───── READING PASSAGE ─────

Community Spring Cleaning week is here! Join your fellow Maveryx in digging through your old posts and marking comments on them as solved. Learn more here!

Engine Works

Under the hood of Alteryx: tips, tricks and how-tos.
RithiS
Alteryx
Alteryx

I remember the first serious reason I used Excel. It was autumn 2005, I was a college freshman, and had major aspirations: becoming a professional poker player. That was around the peak of poker. Chris Moneymaker and Greg Raymer won in 2003 and 2004 respectively. The first place prize for 2006 World Series of Poker Main Event was $12,000,000. I was engrossed in it playing with friends, family, and strangers both online and in-person.

 

As a video gamer, I’m used to having my “stats” tracked so I wanted the same with poker. Excel was my first choice after seeing a friend create his own. It was designed to track session dates, times, and monetary returns while blending online and offline results. It was nothing spectacular since all it had were basic functions and a pretty format.

 

The spreadsheet revealed a few important findings. My monetary return over time was terrible. I couldn’t control the variance and wasn’t mature enough to handle it. Essentially, I wasn’t very good. Nothing hurts more than the shattered dreams of becoming a professional poker player (totally not hyperbolic).

 

MFW I realize I'm not good at poker.MFW I realize I'm not good at poker.

MFW I realize I’m not good at poker.

 

It was time to move on and evolve my dreams. I used to love sports (I still do, but used to too), so I set my goal to join the front office of the Denver Nuggets or Broncos. Neither gave me the time of day, so I moved on to the next best thing: fantasy basketball and football.

 

I painstakingly copied and pasted NBA and NFL data into spreadsheets to create my own draft rankings. Then used them to manage my rosters with great results. At the time, the overhead was too much so I scraped them and decided to use my amazing and flawless judgement to manage fantasy teams going forward (I’ve won about two fantasy leagues since).

 

Semesters into my collegiate career, my finance and accounting professors began assigning projects and homework that required Excel. Saying I was excited is an understatement.

 

Why does this all matter? For better or worse, Excel is the number one BI tool and may stay that way for a long time. According to Business Insider, Microsoft CEO Satya Nadella says their best consumer product is Excel. For many including myself, Excel is their first experience with data preparation, blending, and analytics. I was a business student learning finance and accounting where spreadsheets are the backbone of those industries. So how did Excel lay this foundation for me? It starts with two functions: VLOOKUP and IF.

─────

▶ **DIRECTION A**:
Reproduce the blog post on learning Excel starting at "Community Spring Cleaning" and ending at "Learn more here!", swapping "Spring Cleaning" for "Fall Cleaning".
▶ **DIRECTION B**:
Pick up the blog post on learning Excel after its final sentence and keep writing.

───── RECORDED INFORMATION ─────

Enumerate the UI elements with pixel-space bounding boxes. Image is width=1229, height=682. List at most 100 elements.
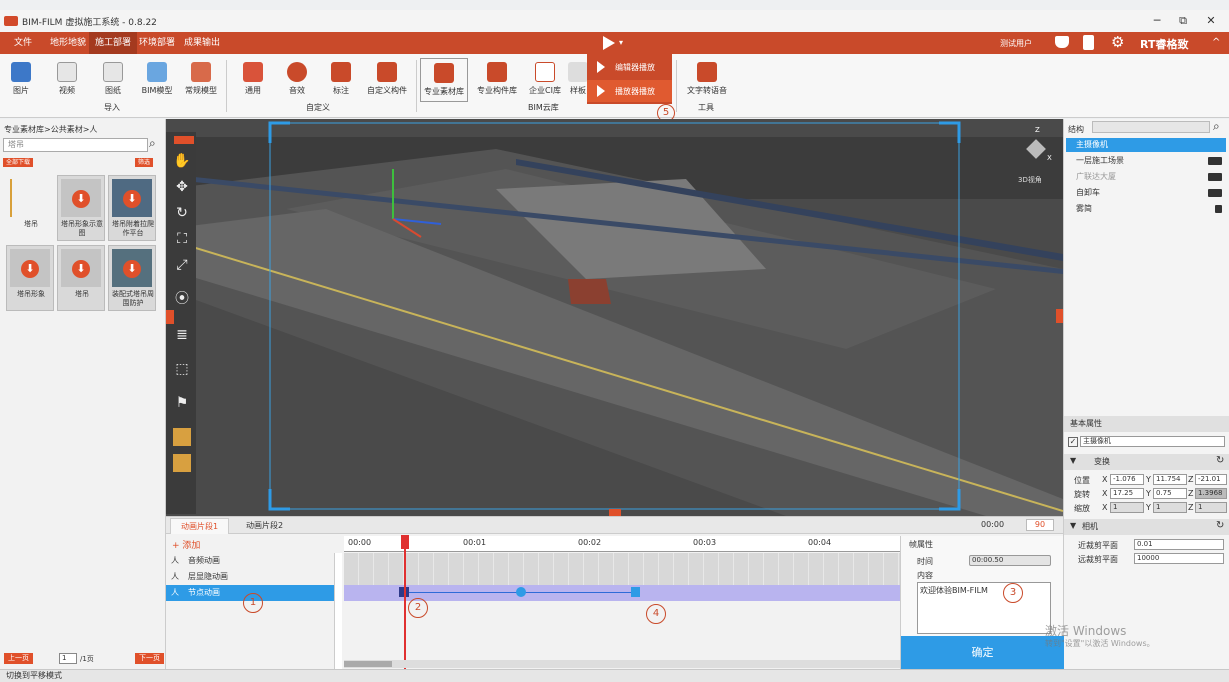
professional-material-button[interactable]: 专业素材库 [420,58,468,102]
image-button[interactable]: 图片 [0,58,42,96]
asset-item[interactable]: ⬇ 塔吊 [57,245,105,311]
scale-x-field[interactable]: 1 [1110,502,1144,513]
download-icon[interactable]: ⬇ [123,190,141,208]
asset-item[interactable]: ⬇ 装配式塔吊周围防护 [108,245,156,311]
camera-header[interactable]: 相机 [1064,519,1229,535]
editor-play-item[interactable]: 编辑器播放 [587,56,672,78]
download-icon[interactable]: ⬇ [72,260,90,278]
text-to-speech-button[interactable]: 文字转语音 [682,58,732,96]
play-icon[interactable] [603,36,615,50]
document-icon[interactable] [1083,35,1094,50]
frame-input[interactable]: 90 [1026,519,1054,531]
asset-item[interactable]: 塔吊 [6,175,54,241]
tab-output[interactable]: 成果输出 [178,32,226,54]
far-clip-field[interactable]: 10000 [1134,553,1224,564]
scale-z-field[interactable]: 1 [1195,502,1227,513]
time-ruler[interactable]: 00:00 00:01 00:02 00:03 00:04 [344,536,900,552]
asset-item[interactable]: ⬇ 塔吊形象示意图 [57,175,105,241]
download-icon[interactable]: ⬇ [21,260,39,278]
drawing-button[interactable]: 图纸 [92,58,134,96]
tab-terrain[interactable]: 地形地貌 [44,32,92,54]
collapse-toolbar-button[interactable] [174,136,194,144]
reset-icon[interactable]: ↻ [1216,520,1224,531]
sound-button[interactable]: 音效 [276,58,318,96]
hand-icon[interactable]: ✋ [173,152,191,170]
video-button[interactable]: 视频 [46,58,88,96]
tab-clip-2[interactable]: 动画片段2 [238,518,291,534]
enterprise-ci-button[interactable]: 企业CI库 [524,58,566,96]
annotation-button[interactable]: 标注 [320,58,362,96]
3d-viewport[interactable]: X Z 3D视角 [166,119,1063,516]
position-y-field[interactable]: 11.754 [1153,474,1187,485]
visible-checkbox[interactable]: ✓ [1068,437,1078,447]
tree-item[interactable]: 主摄像机 [1066,138,1226,152]
rotation-x-field[interactable]: 17.25 [1110,488,1144,499]
page-input[interactable]: 1 [59,653,77,664]
asset-item[interactable]: ⬇ 塔吊附着拉爬作平台 [108,175,156,241]
restore-button[interactable]: ⧉ [1176,14,1190,28]
tab-file[interactable]: 文件 [8,32,38,54]
player-play-item[interactable]: 播放器播放 [587,80,672,102]
download-icon[interactable]: ⬇ [72,190,90,208]
multi-select-icon[interactable] [173,454,191,472]
chevron-down-icon[interactable]: ▾ [619,38,623,47]
position-z-field[interactable]: -21.01 [1195,474,1227,485]
regular-model-button[interactable]: 常规模型 [180,58,222,96]
filter-button[interactable]: 筛选 [135,158,154,167]
download-all-button[interactable]: 全部下载 [3,158,34,167]
structure-search-input[interactable] [1092,121,1210,133]
collapse-left-handle[interactable] [166,310,174,324]
keyframe[interactable] [631,587,640,597]
node-animation-lane[interactable] [344,585,900,601]
expand-icon[interactable]: ⤢ [173,256,191,274]
position-x-field[interactable]: -1.076 [1110,474,1144,485]
collapse-right-handle[interactable] [1056,309,1063,323]
object-name-field[interactable]: 主摄像机 [1080,436,1225,447]
professional-component-button[interactable]: 专业构件库 [472,58,522,96]
collapse-ribbon-button[interactable]: ^ [1212,37,1220,48]
content-textarea[interactable]: 欢迎体验BIM-FILM [917,582,1051,634]
tree-item[interactable]: 一层施工场景 [1066,154,1226,168]
tree-item[interactable]: 自卸车 [1066,186,1226,200]
timeline-scrollbar[interactable] [344,660,900,668]
transform-header[interactable]: 变换 [1064,454,1229,470]
playhead-handle[interactable] [401,535,409,549]
asset-item[interactable]: ⬇ 塔吊形象 [6,245,54,311]
graduation-cap-icon[interactable] [1055,36,1069,48]
scale-y-field[interactable]: 1 [1153,502,1187,513]
lock-icon[interactable] [1208,173,1222,181]
lock-icon[interactable] [1208,157,1222,165]
view-gizmo[interactable]: X Z [1021,126,1052,164]
custom-component-button[interactable]: 自定义构件 [362,58,412,96]
rotation-y-field[interactable]: 0.75 [1153,488,1187,499]
flag-icon[interactable]: ⚑ [173,394,191,412]
keyframe[interactable] [516,587,526,597]
lock-icon[interactable] [1215,205,1222,213]
user-name[interactable]: 测试用户 [1000,38,1032,49]
minimize-button[interactable]: ─ [1150,14,1164,27]
tab-clip-1[interactable]: 动画片段1 [170,518,230,534]
track-lanes[interactable] [344,553,900,585]
prev-page-button[interactable]: 上一页 [4,653,33,664]
search-icon[interactable]: ⌕ [1213,119,1220,134]
tab-construction[interactable]: 施工部署 [89,32,138,54]
tree-item[interactable]: 广联达大厦 [1066,170,1226,184]
add-track-button[interactable]: + 添加 [172,538,200,551]
general-button[interactable]: 通用 [232,58,274,96]
track-row[interactable]: 层显隐动画 [166,569,334,585]
tab-environment[interactable]: 环境部署 [133,32,181,54]
select-icon[interactable] [173,428,191,446]
collapse-bottom-handle[interactable] [609,509,621,516]
lock-icon[interactable] [1208,189,1222,197]
search-input[interactable]: 塔吊 [3,138,148,152]
confirm-button[interactable]: 确定 [901,636,1064,670]
expand-icon[interactable]: ▼ [1070,521,1076,530]
track-row[interactable]: 音频动画 [166,553,334,569]
bounding-icon[interactable]: ⬚ [173,360,191,378]
layers-icon[interactable]: ≣ [173,326,191,344]
scale-icon[interactable]: ⛶ [173,230,191,248]
search-icon[interactable]: ⌕ [149,136,156,151]
rotate-icon[interactable]: ↻ [173,204,191,222]
download-icon[interactable]: ⬇ [123,260,141,278]
gear-icon[interactable]: ⚙ [1111,33,1124,51]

─────

▶ **WRITTEN ANSWER A**:
Community Fall Cleaning week is here! Join your fellow Maveryx in digging through your old posts and marking comments on them as solved. Learn more here!

▶ **WRITTEN ANSWER B**:
The IF function is outside the scope of this post, so we’ll explore the VLOOKUP function. Let’s do a quick refresher. The function finds a specified value in a table and returns a value from a specified column.

 

Here’s the rundown of a VLOOKUP example below:

  • The VLOOKUP arguments box shows for cell H3, which contains =VLOOKUP(G3,A:E,4,FALSE). (green box)
  • The Lookup_value is G3, which is the name Lee. (red boxes)
  • The Table_array is columns A through E. (blue boxes)
  • The Col_index_num is 4, which is the Sales column. (orange boxes)
  • The argument FALSE means the match must be exact to return the desired value.
  • The function will look for Lee in the leftmost column of the table array, which is First Name. If Lee is found, then Sales is returned. Since Lee does exist in Table 1, the function returns the Sales value $170,000. (purple boxes)

 

vlookup_example.png

 

As other articles have stated, Alteryx can duplicate VLOOKUP with the Join, Join Multiple, and Find Replace tools. Let’s look at how to duplicate this simple VLOOKUP with a Find Replace tool. As shown below, both tables are loaded with Input Data tools and connect to a Find Replace tool.

 

 findreplace_input.png

 

The tables as viewed in Alteryx:Table1_Table2.png

 

The Find Replace tool does the following:

  1. Looks for Name from Table 2 in the field First Name from Table 1.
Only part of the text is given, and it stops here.